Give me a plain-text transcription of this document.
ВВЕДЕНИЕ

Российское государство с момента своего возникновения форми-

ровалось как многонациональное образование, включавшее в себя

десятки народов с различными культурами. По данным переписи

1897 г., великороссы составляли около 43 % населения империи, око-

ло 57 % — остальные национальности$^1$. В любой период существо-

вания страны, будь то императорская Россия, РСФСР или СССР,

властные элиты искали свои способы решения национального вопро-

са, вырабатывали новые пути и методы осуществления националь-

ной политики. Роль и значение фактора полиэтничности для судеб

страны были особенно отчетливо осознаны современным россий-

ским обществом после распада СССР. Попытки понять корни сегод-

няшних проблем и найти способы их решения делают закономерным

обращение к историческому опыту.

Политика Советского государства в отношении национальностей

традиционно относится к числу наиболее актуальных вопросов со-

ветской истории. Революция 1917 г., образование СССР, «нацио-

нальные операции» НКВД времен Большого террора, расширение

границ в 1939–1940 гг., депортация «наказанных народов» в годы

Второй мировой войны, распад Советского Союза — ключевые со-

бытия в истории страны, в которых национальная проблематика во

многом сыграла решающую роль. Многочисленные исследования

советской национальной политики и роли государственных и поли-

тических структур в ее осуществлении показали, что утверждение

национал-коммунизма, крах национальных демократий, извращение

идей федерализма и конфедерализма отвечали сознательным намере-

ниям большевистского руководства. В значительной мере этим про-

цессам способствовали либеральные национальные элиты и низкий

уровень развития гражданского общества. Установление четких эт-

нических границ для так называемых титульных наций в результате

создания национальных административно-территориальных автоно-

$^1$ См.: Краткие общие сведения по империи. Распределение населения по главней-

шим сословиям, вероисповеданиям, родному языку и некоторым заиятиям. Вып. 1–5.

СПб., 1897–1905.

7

▸ **Instructions to follow**
Copy out every line in the listing where the word "элиты" appears.

▸ **Result of this exercise**
властные элиты искали свои способы решения национального вопро-
цессам способствовали либеральные национальные элиты и низкий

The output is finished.